Reproduce the listing exactly and skip over any pictures.
═════ Data supplied ═════
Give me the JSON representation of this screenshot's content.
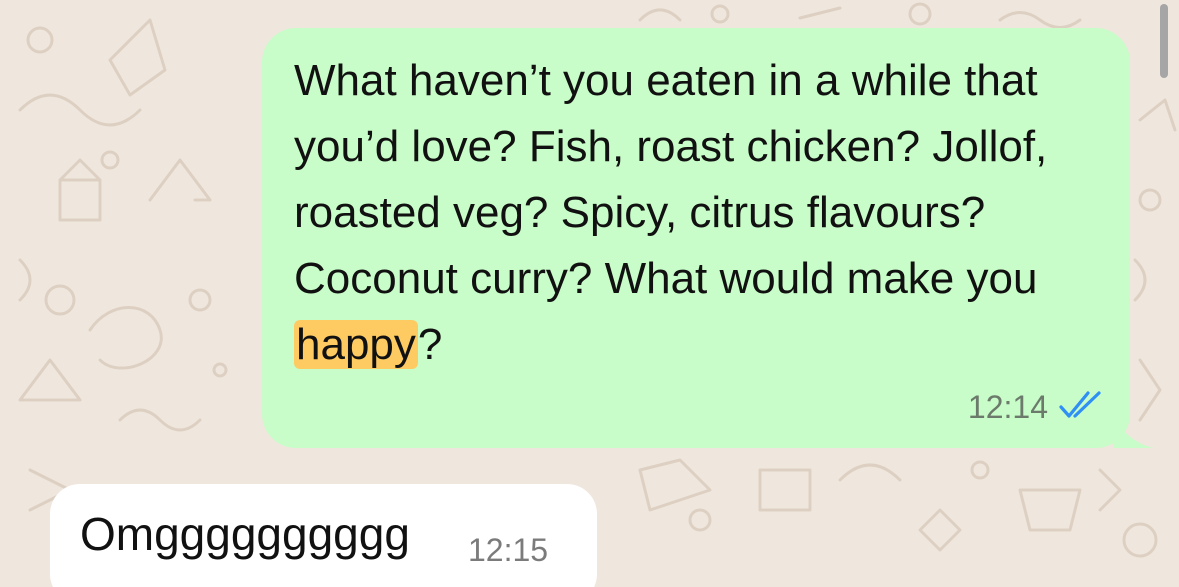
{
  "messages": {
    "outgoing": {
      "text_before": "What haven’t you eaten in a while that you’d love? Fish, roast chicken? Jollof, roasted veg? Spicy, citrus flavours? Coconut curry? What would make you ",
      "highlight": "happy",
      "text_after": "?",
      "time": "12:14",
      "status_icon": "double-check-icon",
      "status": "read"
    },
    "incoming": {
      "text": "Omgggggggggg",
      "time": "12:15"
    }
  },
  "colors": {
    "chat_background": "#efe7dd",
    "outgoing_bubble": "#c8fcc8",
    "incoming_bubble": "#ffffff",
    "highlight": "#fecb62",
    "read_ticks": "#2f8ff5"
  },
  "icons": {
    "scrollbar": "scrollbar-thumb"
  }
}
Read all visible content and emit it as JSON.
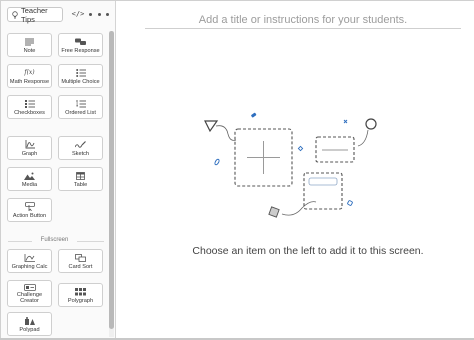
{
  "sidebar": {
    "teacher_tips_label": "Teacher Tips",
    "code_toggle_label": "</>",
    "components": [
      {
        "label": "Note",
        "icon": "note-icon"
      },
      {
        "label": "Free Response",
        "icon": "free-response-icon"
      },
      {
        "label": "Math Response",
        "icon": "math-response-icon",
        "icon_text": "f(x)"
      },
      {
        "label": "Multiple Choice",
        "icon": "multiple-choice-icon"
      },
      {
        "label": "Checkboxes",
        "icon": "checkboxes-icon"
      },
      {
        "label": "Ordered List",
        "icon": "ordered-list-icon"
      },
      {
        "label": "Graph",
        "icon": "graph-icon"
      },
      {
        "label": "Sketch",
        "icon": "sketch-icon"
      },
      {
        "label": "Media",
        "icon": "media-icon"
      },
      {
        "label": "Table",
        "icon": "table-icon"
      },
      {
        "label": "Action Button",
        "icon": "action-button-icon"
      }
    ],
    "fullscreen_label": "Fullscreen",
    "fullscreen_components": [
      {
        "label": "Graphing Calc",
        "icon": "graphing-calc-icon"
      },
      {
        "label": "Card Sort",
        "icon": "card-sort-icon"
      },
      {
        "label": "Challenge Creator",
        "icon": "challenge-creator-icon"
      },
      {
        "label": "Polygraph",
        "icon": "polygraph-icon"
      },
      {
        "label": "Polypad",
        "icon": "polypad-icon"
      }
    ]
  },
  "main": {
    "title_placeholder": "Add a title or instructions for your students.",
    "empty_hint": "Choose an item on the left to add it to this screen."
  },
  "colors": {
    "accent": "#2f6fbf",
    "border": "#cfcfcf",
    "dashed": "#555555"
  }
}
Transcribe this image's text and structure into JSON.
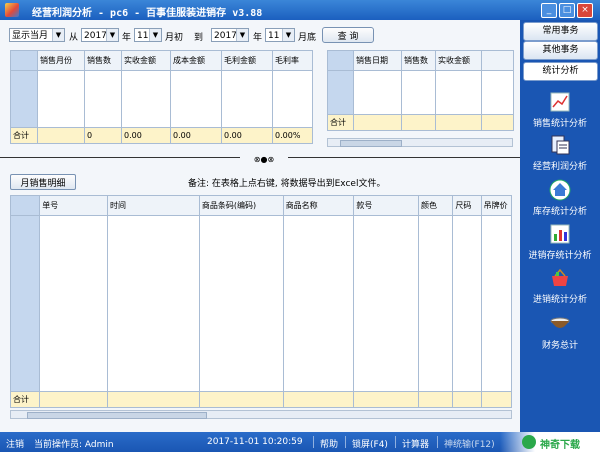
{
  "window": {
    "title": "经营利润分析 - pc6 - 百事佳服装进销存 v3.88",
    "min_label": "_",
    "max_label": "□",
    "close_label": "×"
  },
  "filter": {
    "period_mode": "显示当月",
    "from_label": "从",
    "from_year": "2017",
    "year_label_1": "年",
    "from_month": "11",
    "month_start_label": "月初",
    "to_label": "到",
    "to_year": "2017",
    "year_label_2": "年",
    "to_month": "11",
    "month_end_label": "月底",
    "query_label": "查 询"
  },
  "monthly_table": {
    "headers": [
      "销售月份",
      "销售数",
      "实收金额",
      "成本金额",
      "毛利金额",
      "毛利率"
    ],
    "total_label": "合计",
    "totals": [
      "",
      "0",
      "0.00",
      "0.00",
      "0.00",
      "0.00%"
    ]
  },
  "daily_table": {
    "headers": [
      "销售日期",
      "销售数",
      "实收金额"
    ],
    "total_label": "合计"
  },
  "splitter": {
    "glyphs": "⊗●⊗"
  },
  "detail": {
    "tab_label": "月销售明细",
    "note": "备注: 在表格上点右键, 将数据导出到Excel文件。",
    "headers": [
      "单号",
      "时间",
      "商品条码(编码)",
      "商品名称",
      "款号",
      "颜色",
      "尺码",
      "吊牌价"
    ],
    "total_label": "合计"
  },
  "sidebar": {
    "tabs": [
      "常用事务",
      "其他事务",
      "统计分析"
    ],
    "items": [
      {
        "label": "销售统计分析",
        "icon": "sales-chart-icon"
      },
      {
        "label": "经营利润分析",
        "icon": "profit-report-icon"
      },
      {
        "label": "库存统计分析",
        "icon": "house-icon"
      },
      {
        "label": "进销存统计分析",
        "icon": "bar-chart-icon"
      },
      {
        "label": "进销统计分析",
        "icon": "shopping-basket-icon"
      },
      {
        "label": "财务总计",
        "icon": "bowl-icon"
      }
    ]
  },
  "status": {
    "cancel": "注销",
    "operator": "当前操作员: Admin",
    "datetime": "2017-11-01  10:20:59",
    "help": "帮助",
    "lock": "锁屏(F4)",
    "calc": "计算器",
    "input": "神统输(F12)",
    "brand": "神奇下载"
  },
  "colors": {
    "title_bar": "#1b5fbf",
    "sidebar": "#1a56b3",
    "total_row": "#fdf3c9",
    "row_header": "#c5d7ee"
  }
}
═════
Written reply:
Give me the JSON representation of this screenshot's content.
{
  "messages": {
    "outgoing": {
      "text_before": "What haven’t you eaten in a while that you’d love? Fish, roast chicken? Jollof, roasted veg? Spicy, citrus flavours? Coconut curry? What would make you ",
      "highlight": "happy",
      "text_after": "?",
      "time": "12:14",
      "status_icon": "double-check-icon",
      "status": "read"
    },
    "incoming": {
      "text": "Omgggggggggg",
      "time": "12:15"
    }
  },
  "colors": {
    "chat_background": "#efe7dd",
    "outgoing_bubble": "#c8fcc8",
    "incoming_bubble": "#ffffff",
    "highlight": "#fecb62",
    "read_ticks": "#2f8ff5"
  },
  "icons": {
    "scrollbar": "scrollbar-thumb"
  }
}
Read all visible content and emit it as JSON.
{
  "sidebar": {
    "teacher_tips_label": "Teacher Tips",
    "code_toggle_label": "</>",
    "components": [
      {
        "label": "Note",
        "icon": "note-icon"
      },
      {
        "label": "Free Response",
        "icon": "free-response-icon"
      },
      {
        "label": "Math Response",
        "icon": "math-response-icon",
        "icon_text": "f(x)"
      },
      {
        "label": "Multiple Choice",
        "icon": "multiple-choice-icon"
      },
      {
        "label": "Checkboxes",
        "icon": "checkboxes-icon"
      },
      {
        "label": "Ordered List",
        "icon": "ordered-list-icon"
      },
      {
        "label": "Graph",
        "icon": "graph-icon"
      },
      {
        "label": "Sketch",
        "icon": "sketch-icon"
      },
      {
        "label": "Media",
        "icon": "media-icon"
      },
      {
        "label": "Table",
        "icon": "table-icon"
      },
      {
        "label": "Action Button",
        "icon": "action-button-icon"
      }
    ],
    "fullscreen_label": "Fullscreen",
    "fullscreen_components": [
      {
        "label": "Graphing Calc",
        "icon": "graphing-calc-icon"
      },
      {
        "label": "Card Sort",
        "icon": "card-sort-icon"
      },
      {
        "label": "Challenge Creator",
        "icon": "challenge-creator-icon"
      },
      {
        "label": "Polygraph",
        "icon": "polygraph-icon"
      },
      {
        "label": "Polypad",
        "icon": "polypad-icon"
      }
    ]
  },
  "main": {
    "title_placeholder": "Add a title or instructions for your students.",
    "empty_hint": "Choose an item on the left to add it to this screen."
  },
  "colors": {
    "accent": "#2f6fbf",
    "border": "#cfcfcf",
    "dashed": "#555555"
  }
}
Transcribe this image's text and structure into JSON.
{
  "window": {
    "title": "经营利润分析 - pc6 - 百事佳服装进销存 v3.88",
    "min_label": "_",
    "max_label": "□",
    "close_label": "×"
  },
  "filter": {
    "period_mode": "显示当月",
    "from_label": "从",
    "from_year": "2017",
    "year_label_1": "年",
    "from_month": "11",
    "month_start_label": "月初",
    "to_label": "到",
    "to_year": "2017",
    "year_label_2": "年",
    "to_month": "11",
    "month_end_label": "月底",
    "query_label": "查 询"
  },
  "monthly_table": {
    "headers": [
      "销售月份",
      "销售数",
      "实收金额",
      "成本金额",
      "毛利金额",
      "毛利率"
    ],
    "total_label": "合计",
    "totals": [
      "",
      "0",
      "0.00",
      "0.00",
      "0.00",
      "0.00%"
    ]
  },
  "daily_table": {
    "headers": [
      "销售日期",
      "销售数",
      "实收金额"
    ],
    "total_label": "合计"
  },
  "splitter": {
    "glyphs": "⊗●⊗"
  },
  "detail": {
    "tab_label": "月销售明细",
    "note": "备注: 在表格上点右键, 将数据导出到Excel文件。",
    "headers": [
      "单号",
      "时间",
      "商品条码(编码)",
      "商品名称",
      "款号",
      "颜色",
      "尺码",
      "吊牌价"
    ],
    "total_label": "合计"
  },
  "sidebar": {
    "tabs": [
      "常用事务",
      "其他事务",
      "统计分析"
    ],
    "items": [
      {
        "label": "销售统计分析",
        "icon": "sales-chart-icon"
      },
      {
        "label": "经营利润分析",
        "icon": "profit-report-icon"
      },
      {
        "label": "库存统计分析",
        "icon": "house-icon"
      },
      {
        "label": "进销存统计分析",
        "icon": "bar-chart-icon"
      },
      {
        "label": "进销统计分析",
        "icon": "shopping-basket-icon"
      },
      {
        "label": "财务总计",
        "icon": "bowl-icon"
      }
    ]
  },
  "status": {
    "cancel": "注销",
    "operator": "当前操作员: Admin",
    "datetime": "2017-11-01  10:20:59",
    "help": "帮助",
    "lock": "锁屏(F4)",
    "calc": "计算器",
    "input": "神统输(F12)",
    "brand": "神奇下载"
  },
  "colors": {
    "title_bar": "#1b5fbf",
    "sidebar": "#1a56b3",
    "total_row": "#fdf3c9",
    "row_header": "#c5d7ee"
  }
}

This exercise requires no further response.